Quote the records in full and leave their pictures out.

A block of data:
BEGIN
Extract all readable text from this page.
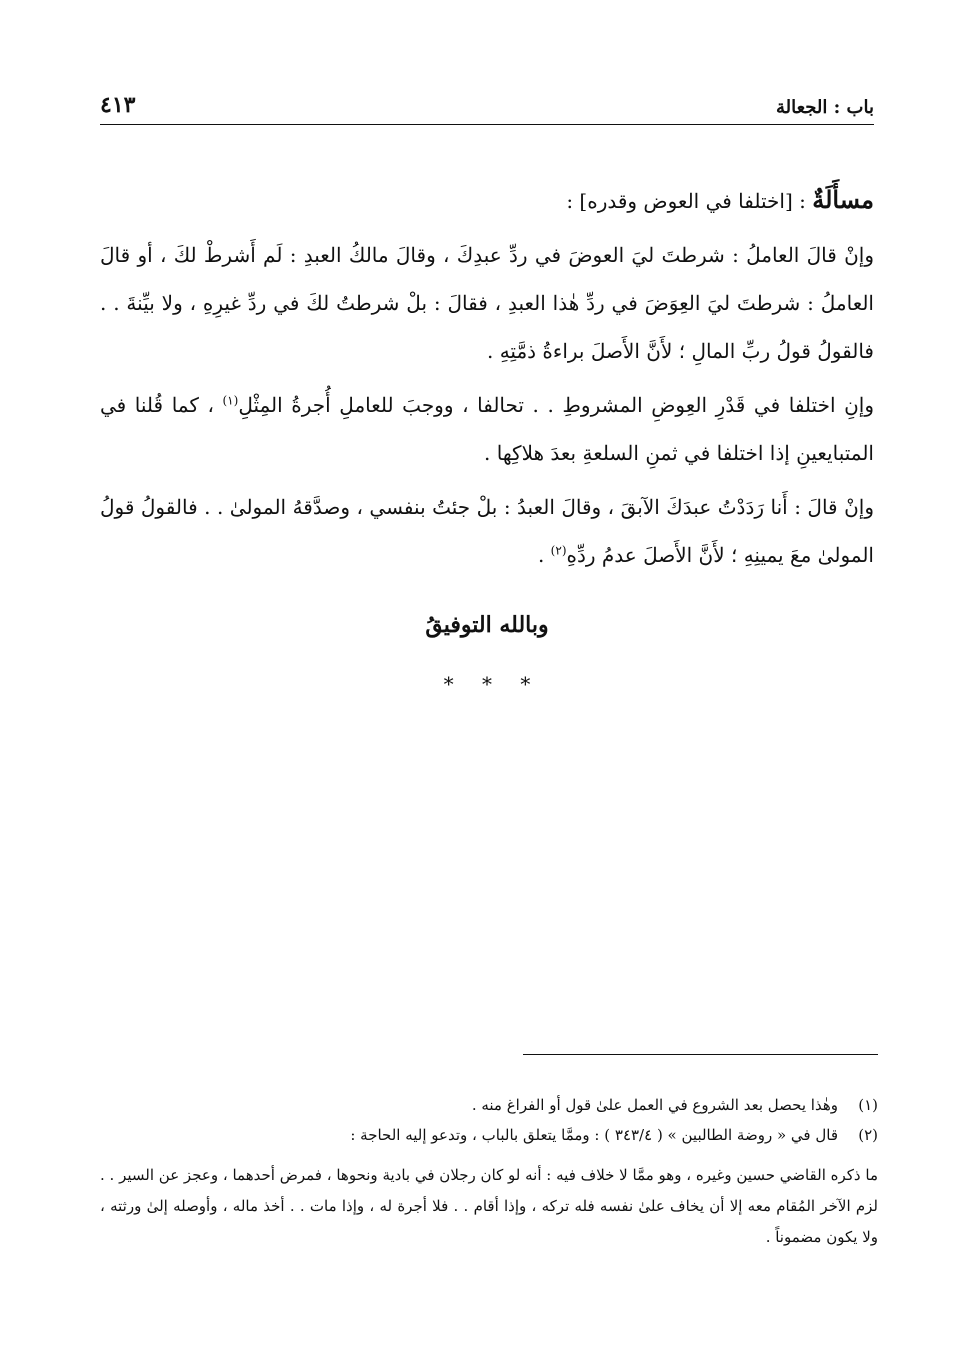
باب : الجعالة
٤١٣

مسأَلَةٌ : [اختلفا في العوض وقدره] :

وإنْ قالَ العاملُ : شرطتَ ليَ العوضَ في ردِّ عبدِكَ ، وقالَ مالكُ العبدِ : لَم أَشرطْ لكَ ، أو قالَ العاملُ : شرطتَ ليَ العِوَضَ في ردِّ هٰذا العبدِ ، فقالَ : بلْ شرطتُ لكَ في ردِّ غيرِهِ ، ولا بيِّنةَ . . فالقولُ قولُ ربِّ المالِ ؛ لأَنَّ الأَصلَ براءةُ ذمَّتِهِ .

وإنِ اختلفا في قَدْرِ العِوضِ المشروطِ . . تحالفا ، ووجبَ للعاملِ أُجرةُ المِثْلِ$^{(١)}$ ، كما قُلنا في المتبايعينِ إذا اختلفا في ثمنِ السلعةِ بعدَ هلاكِها .

وإنْ قالَ : أَنا رَدَدْتُ عبدَكَ الآبقَ ، وقالَ العبدُ : بلْ جئتُ بنفسي ، وصدَّقهُ المولىٰ . . فالقولُ قولُ المولىٰ معَ يمينِهِ ؛ لأَنَّ الأَصلَ عدمُ ردِّهِ$^{(٢)}$ .

وبالله التوفيقُ
* * *

(١)وهٰذا يحصل بعد الشروع في العمل علىٰ قول أو الفراغ منه .

(٢)قال في « روضة الطالبين » ( ٣٤٣/٤ ) : وممَّا يتعلق بالباب ، وتدعو إليه الحاجة :

ما ذكره القاضي حسين وغيره ، وهو ممَّا لا خلاف فيه : أنه لو كان رجلان في بادية ونحوها ، فمرض أحدهما ، وعجز عن السير . . لزم الآخر المُقام معه إلا أن يخاف علىٰ نفسه فله تركه ، وإذا أقام . . فلا أجرة له ، وإذا مات . . أخذ ماله ، وأوصله إلىٰ ورثته ، ولا يكون مضموناً .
END
ANSWER FOR THIS EXERCISE:
Extract all readable text from this page.
باب : الجعالة
٤١٣

مسأَلَةٌ : [اختلفا في العوض وقدره] :

وإنْ قالَ العاملُ : شرطتَ ليَ العوضَ في ردِّ عبدِكَ ، وقالَ مالكُ العبدِ : لَم أَشرطْ لكَ ، أو قالَ العاملُ : شرطتَ ليَ العِوَضَ في ردِّ هٰذا العبدِ ، فقالَ : بلْ شرطتُ لكَ في ردِّ غيرِهِ ، ولا بيِّنةَ . . فالقولُ قولُ ربِّ المالِ ؛ لأَنَّ الأَصلَ براءةُ ذمَّتِهِ .

وإنِ اختلفا في قَدْرِ العِوضِ المشروطِ . . تحالفا ، ووجبَ للعاملِ أُجرةُ المِثْلِ$^{(١)}$ ، كما قُلنا في المتبايعينِ إذا اختلفا في ثمنِ السلعةِ بعدَ هلاكِها .

وإنْ قالَ : أَنا رَدَدْتُ عبدَكَ الآبقَ ، وقالَ العبدُ : بلْ جئتُ بنفسي ، وصدَّقهُ المولىٰ . . فالقولُ قولُ المولىٰ معَ يمينِهِ ؛ لأَنَّ الأَصلَ عدمُ ردِّهِ$^{(٢)}$ .

وبالله التوفيقُ
* * *

(١)وهٰذا يحصل بعد الشروع في العمل علىٰ قول أو الفراغ منه .

(٢)قال في « روضة الطالبين » ( ٣٤٣/٤ ) : وممَّا يتعلق بالباب ، وتدعو إليه الحاجة :

ما ذكره القاضي حسين وغيره ، وهو ممَّا لا خلاف فيه : أنه لو كان رجلان في بادية ونحوها ، فمرض أحدهما ، وعجز عن السير . . لزم الآخر المُقام معه إلا أن يخاف علىٰ نفسه فله تركه ، وإذا أقام . . فلا أجرة له ، وإذا مات . . أخذ ماله ، وأوصله إلىٰ ورثته ، ولا يكون مضموناً .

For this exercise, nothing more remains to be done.